What is expected –
In the article on Jerome Pathon below, reproduce the passage from "Early years" to "of the Year.", swapping "Acadia University" for "Acadia".

Jerome Pathon (born December 16, 1975) is a South African-born Canadian American football coach and former wide receiver who played eight seasons in the National Football League (NFL). He later was a position coach for both the University of South Florida and University of San Diego football teams.

Early years
Pathon was a student of Carson Graham Secondary School in North Vancouver, Canada from 1987 to 1992 and attended Acadia University in Wolfville, Nova Scotia for one year (1993–94), where he had 44 receptions and 868 receiving yards and was named Atlantic University Sport (AUS) and Canadian Interuniversity Athletics Union (CIAU) Football Rookie of the Year.

University of Washington
Pathon was a standout wide receiver for the University of Washington Huskies, playing three seasons from 1995 to 1997. His 73 receptions his senior year still ranks fifth all-time on the Huskies' single season record book. He gained 1,299 yards receiving that year, an average of 108.3 yards per game, including 4 receptions for 54 yards in the Huskies' 51-23 victory over Michigan State in the 1997 Aloha Bowl.

Dataset records –
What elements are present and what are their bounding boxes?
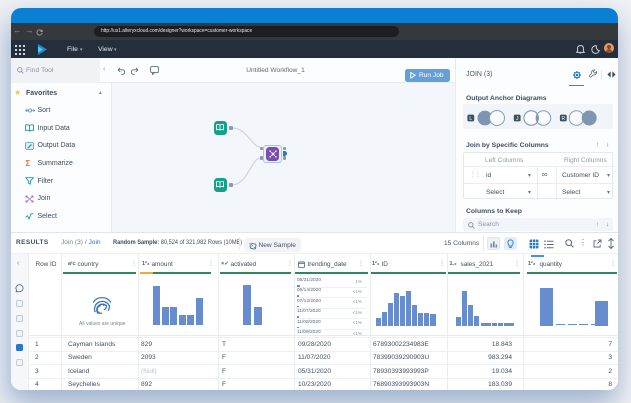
svg-text:R: R (561, 116, 565, 122)
svg-text:J: J (516, 116, 519, 122)
svg-text:L: L (469, 116, 472, 122)
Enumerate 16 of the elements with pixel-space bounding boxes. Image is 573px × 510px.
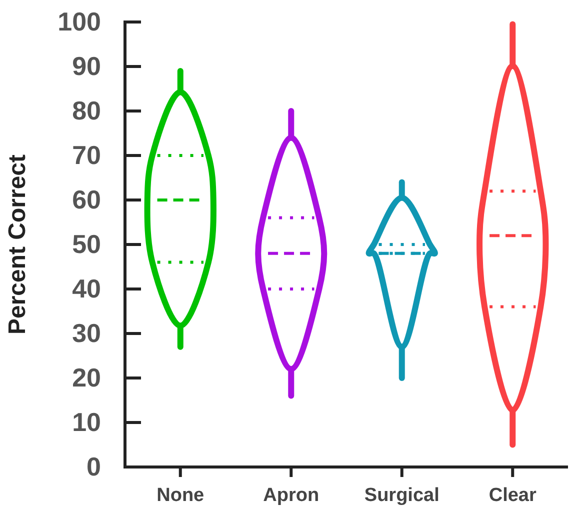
x-tick-label: Surgical	[364, 484, 440, 506]
y-tick-label: 30	[72, 318, 101, 348]
y-tick-label: 100	[58, 6, 101, 36]
y-tick-label: 20	[72, 362, 101, 392]
x-tick-label: None	[156, 484, 204, 506]
y-tick-label: 60	[72, 184, 101, 214]
y-tick-label: 90	[72, 50, 101, 81]
y-tick-label: 40	[72, 273, 101, 304]
y-tick-label: 0	[86, 451, 101, 482]
y-tick-label: 10	[72, 406, 101, 437]
x-tick-label: Clear	[488, 484, 537, 506]
x-tick-label: Apron	[263, 484, 320, 506]
y-tick-label: 70	[72, 140, 101, 170]
y-tick-label: 50	[72, 228, 101, 259]
y-tick-label: 80	[72, 95, 101, 126]
y-axis-title: Percent Correct	[4, 154, 31, 335]
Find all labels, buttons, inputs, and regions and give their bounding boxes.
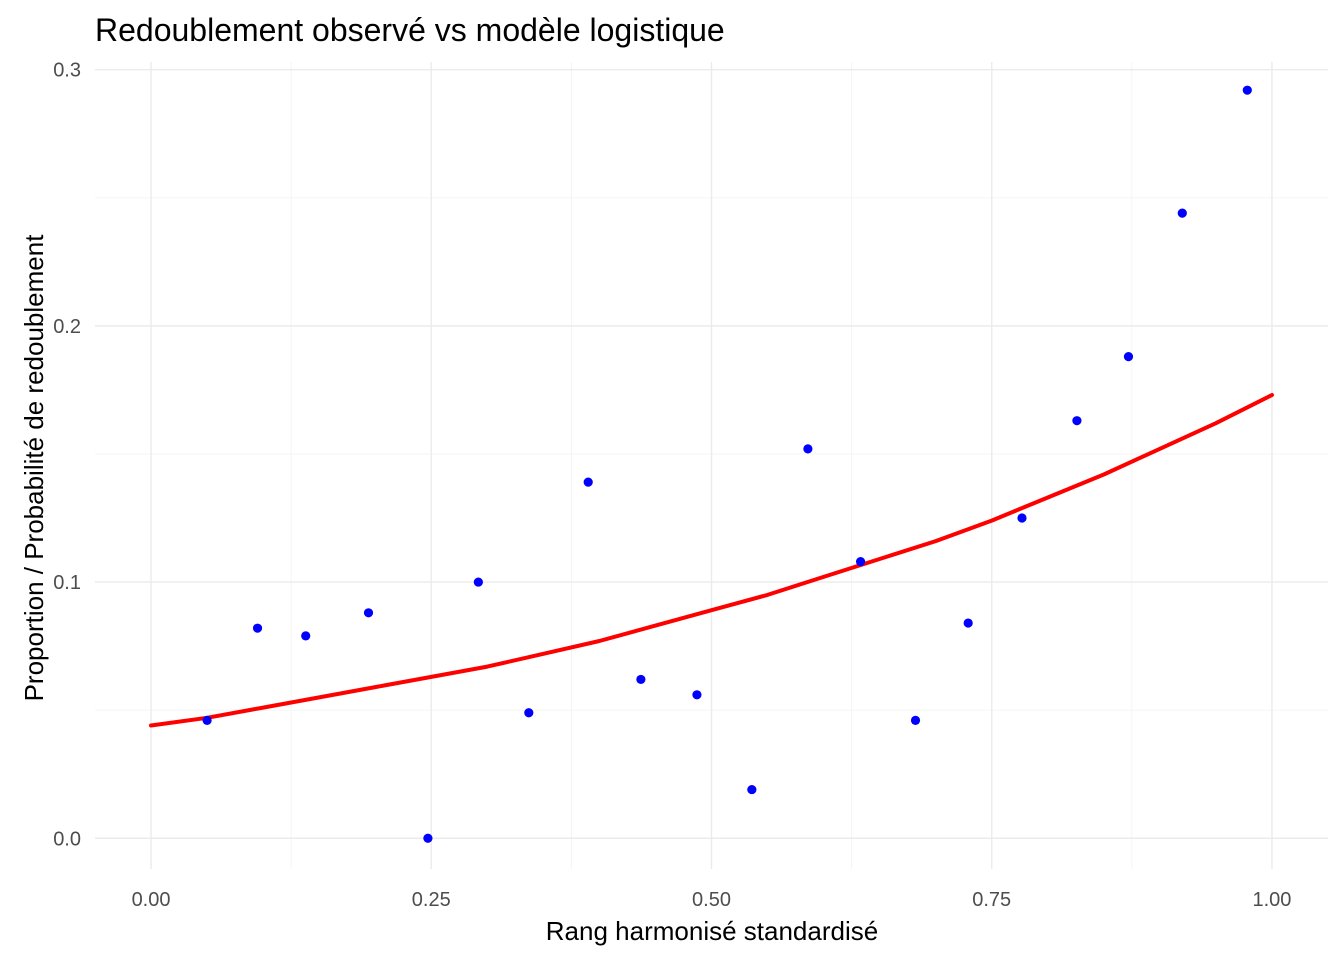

Correct answer –
Early years
Pathon was a student of Carson Graham Secondary School in North Vancouver, Canada from 1987 to 1992 and attended Acadia in Wolfville, Nova Scotia for one year (1993–94), where he had 44 receptions and 868 receiving yards and was named Atlantic University Sport (AUS) and Canadian Interuniversity Athletics Union (CIAU) Football Rookie of the Year.